━━━ Supplied material ━━━

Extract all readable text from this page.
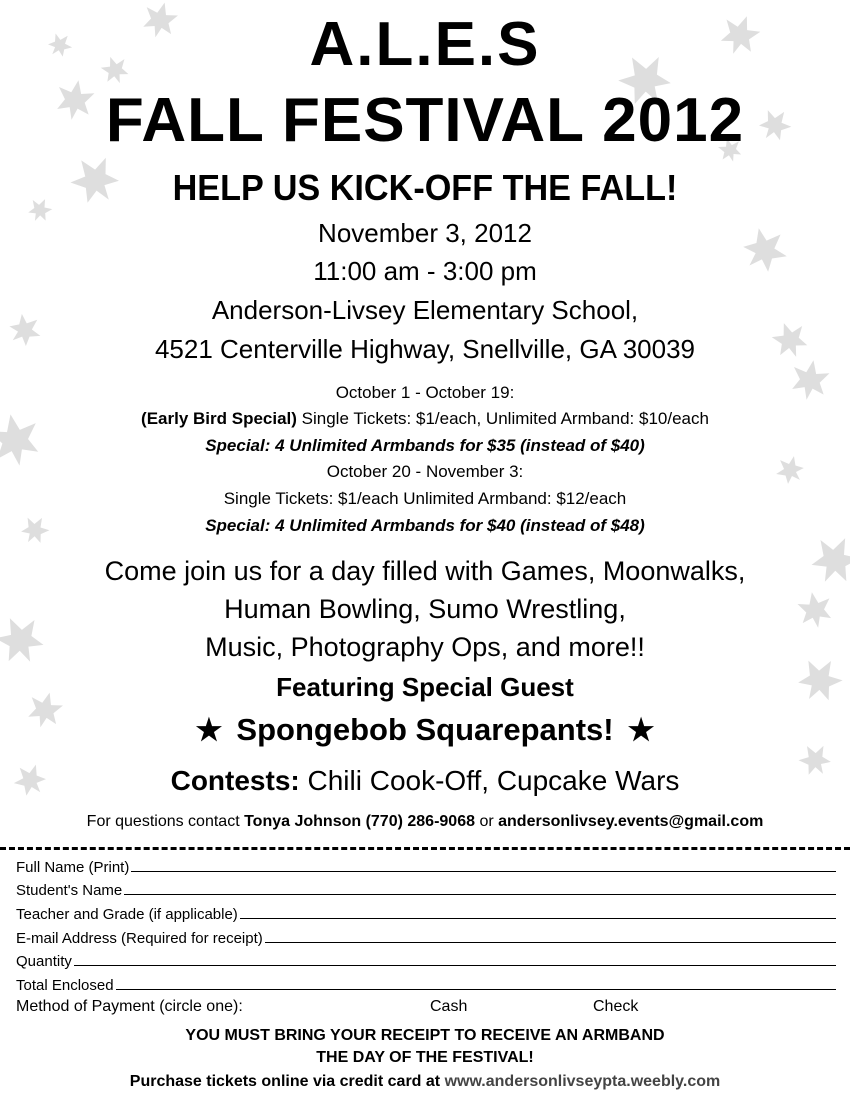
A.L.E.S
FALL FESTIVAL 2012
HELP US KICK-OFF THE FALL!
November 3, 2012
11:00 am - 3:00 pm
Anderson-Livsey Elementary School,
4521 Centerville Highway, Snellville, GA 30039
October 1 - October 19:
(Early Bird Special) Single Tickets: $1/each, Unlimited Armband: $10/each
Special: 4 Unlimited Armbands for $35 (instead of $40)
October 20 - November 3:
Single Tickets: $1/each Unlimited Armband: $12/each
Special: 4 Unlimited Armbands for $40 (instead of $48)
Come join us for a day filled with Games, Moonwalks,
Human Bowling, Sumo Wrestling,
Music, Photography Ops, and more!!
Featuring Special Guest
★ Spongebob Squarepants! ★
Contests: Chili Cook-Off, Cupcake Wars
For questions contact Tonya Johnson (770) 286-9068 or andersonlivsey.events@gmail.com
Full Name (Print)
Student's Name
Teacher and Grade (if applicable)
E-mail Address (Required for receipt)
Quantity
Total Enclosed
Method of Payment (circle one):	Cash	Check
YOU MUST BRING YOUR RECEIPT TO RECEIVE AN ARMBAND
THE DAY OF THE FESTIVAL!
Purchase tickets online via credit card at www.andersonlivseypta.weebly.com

━━━

Exercise aim — In the entries above, locate every line with the word "October" and copy it.

Completed task —
October 1 - October 19:
October 20 - November 3:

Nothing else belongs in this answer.